The problem — Search the listing below for the word "this" and copy each line that holds it.

[Records from a data collection]
------------------------------

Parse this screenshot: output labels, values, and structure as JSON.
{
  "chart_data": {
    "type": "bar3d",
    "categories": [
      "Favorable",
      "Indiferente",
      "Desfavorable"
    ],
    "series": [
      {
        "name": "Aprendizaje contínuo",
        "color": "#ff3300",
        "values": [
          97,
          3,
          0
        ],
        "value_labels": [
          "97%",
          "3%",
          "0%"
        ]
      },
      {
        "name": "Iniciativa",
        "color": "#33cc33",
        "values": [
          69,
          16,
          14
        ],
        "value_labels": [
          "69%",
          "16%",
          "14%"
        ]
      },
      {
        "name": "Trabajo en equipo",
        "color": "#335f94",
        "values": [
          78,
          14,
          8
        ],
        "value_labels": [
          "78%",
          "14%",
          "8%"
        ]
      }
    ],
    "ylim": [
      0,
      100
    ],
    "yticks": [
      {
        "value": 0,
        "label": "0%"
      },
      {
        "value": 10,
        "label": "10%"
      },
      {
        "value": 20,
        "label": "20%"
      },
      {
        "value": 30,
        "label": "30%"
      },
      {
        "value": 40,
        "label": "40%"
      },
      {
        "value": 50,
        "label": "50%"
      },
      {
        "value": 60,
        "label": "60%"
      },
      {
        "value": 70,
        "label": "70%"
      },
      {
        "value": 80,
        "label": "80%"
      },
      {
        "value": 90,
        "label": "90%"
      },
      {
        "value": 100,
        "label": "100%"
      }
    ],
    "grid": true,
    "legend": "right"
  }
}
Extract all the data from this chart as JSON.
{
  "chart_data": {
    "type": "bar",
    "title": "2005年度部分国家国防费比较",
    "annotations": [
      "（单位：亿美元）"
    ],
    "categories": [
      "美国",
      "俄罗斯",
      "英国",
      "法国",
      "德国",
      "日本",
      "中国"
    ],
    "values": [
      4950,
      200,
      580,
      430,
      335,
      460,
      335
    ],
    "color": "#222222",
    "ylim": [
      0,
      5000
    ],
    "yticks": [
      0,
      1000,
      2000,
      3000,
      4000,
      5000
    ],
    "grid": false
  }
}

------------------------------

Problem solution —
Parse this screenshot: output labels, values, and structure as JSON.
Extract all the data from this chart as JSON.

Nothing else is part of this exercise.